Copy all lines of the listing that include the string "inflation".

DATA SECTION:
+ + + + +
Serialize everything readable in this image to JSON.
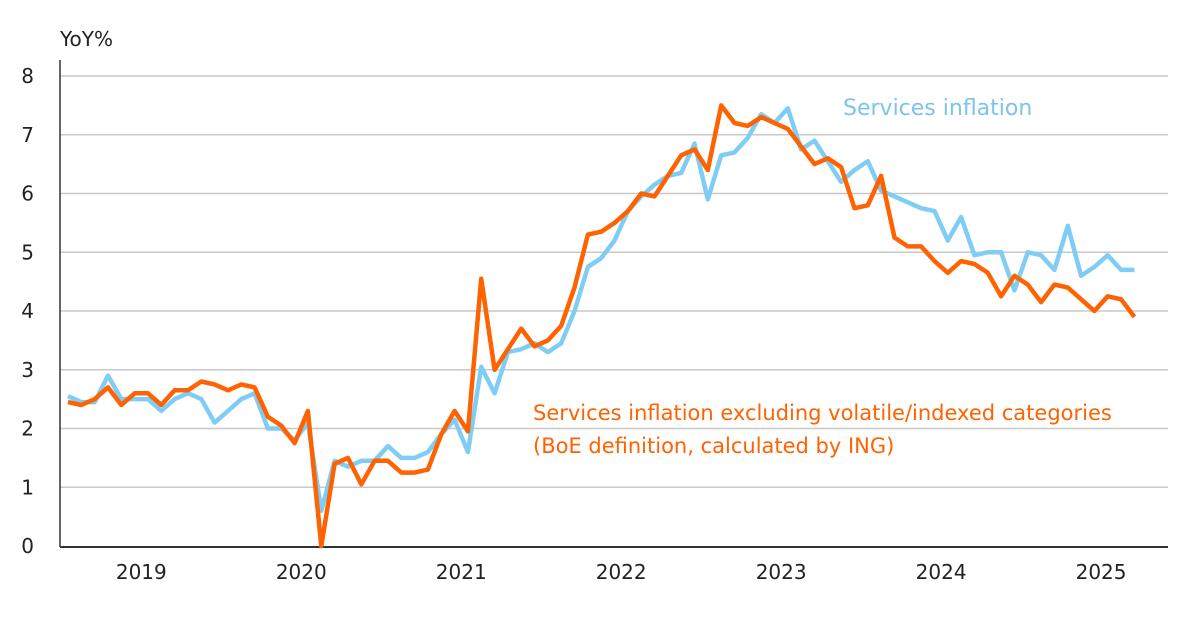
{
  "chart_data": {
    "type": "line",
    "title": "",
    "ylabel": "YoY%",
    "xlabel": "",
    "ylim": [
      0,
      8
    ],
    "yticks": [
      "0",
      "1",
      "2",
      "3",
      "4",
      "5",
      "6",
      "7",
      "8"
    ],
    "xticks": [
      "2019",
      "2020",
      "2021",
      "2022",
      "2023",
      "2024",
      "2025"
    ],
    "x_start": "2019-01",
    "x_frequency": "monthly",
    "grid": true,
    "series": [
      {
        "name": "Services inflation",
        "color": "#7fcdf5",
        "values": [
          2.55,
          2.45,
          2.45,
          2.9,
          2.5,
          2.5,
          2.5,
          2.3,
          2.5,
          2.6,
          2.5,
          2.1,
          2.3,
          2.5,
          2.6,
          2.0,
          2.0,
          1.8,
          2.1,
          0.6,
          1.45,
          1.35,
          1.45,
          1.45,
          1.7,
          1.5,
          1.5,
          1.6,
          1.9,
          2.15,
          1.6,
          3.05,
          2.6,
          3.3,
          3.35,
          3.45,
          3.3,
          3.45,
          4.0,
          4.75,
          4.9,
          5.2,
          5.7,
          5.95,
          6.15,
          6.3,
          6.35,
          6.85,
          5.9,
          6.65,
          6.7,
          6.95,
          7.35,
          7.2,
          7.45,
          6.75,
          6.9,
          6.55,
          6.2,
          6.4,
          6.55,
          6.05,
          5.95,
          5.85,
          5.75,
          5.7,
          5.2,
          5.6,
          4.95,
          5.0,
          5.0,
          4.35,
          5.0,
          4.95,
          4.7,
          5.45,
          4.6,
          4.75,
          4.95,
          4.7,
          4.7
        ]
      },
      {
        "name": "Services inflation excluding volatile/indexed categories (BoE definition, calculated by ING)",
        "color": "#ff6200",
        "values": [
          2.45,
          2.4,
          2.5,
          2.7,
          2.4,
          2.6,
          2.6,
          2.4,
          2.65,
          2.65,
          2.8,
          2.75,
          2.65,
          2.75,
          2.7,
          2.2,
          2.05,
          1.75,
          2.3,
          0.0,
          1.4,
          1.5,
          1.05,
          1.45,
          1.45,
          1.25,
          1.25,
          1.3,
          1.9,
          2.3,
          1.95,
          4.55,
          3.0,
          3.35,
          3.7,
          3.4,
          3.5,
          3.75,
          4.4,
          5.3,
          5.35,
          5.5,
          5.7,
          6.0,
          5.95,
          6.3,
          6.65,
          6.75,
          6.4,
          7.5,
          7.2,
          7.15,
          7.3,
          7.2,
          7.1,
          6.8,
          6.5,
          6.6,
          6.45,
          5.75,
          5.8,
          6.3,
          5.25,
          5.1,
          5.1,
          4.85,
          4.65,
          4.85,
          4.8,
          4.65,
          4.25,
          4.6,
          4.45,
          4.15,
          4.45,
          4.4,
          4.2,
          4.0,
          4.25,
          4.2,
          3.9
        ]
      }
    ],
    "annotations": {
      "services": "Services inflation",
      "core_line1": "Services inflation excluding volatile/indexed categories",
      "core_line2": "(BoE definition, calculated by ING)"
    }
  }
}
+ + + + +
OUTPUT FOR THIS EXERCISE:
        "name": "Services inflation",
        "name": "Services inflation excluding volatile/indexed categories (BoE definition, calculated by ING)",
      "services": "Services inflation",
      "core_line1": "Services inflation excluding volatile/indexed categories",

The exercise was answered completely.